### THE PROBLEM
Whenever a line contains the string "利用了大气压", copy it out of the entries.

### TASK INPUTS
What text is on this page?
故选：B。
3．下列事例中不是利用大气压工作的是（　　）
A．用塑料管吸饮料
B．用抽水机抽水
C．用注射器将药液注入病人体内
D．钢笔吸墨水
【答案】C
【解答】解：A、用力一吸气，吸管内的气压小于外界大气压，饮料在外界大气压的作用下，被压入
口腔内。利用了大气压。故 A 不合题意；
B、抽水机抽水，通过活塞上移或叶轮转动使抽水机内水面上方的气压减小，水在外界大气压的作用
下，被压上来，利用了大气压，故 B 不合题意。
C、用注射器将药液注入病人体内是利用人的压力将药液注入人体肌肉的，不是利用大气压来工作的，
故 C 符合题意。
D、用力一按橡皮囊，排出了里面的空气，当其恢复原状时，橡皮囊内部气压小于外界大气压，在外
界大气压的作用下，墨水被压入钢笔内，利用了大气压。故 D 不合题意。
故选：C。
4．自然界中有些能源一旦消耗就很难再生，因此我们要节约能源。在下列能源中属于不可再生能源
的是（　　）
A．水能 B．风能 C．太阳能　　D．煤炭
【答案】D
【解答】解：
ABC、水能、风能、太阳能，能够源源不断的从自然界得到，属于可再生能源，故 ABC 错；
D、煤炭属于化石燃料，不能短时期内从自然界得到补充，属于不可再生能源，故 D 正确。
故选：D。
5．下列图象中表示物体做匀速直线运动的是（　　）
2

### SOLUTION TO THIS TASK
口腔内。利用了大气压。故 A 不合题意；
下，被压上来，利用了大气压，故 B 不合题意。
界大气压的作用下，墨水被压入钢笔内，利用了大气压。故 D 不合题意。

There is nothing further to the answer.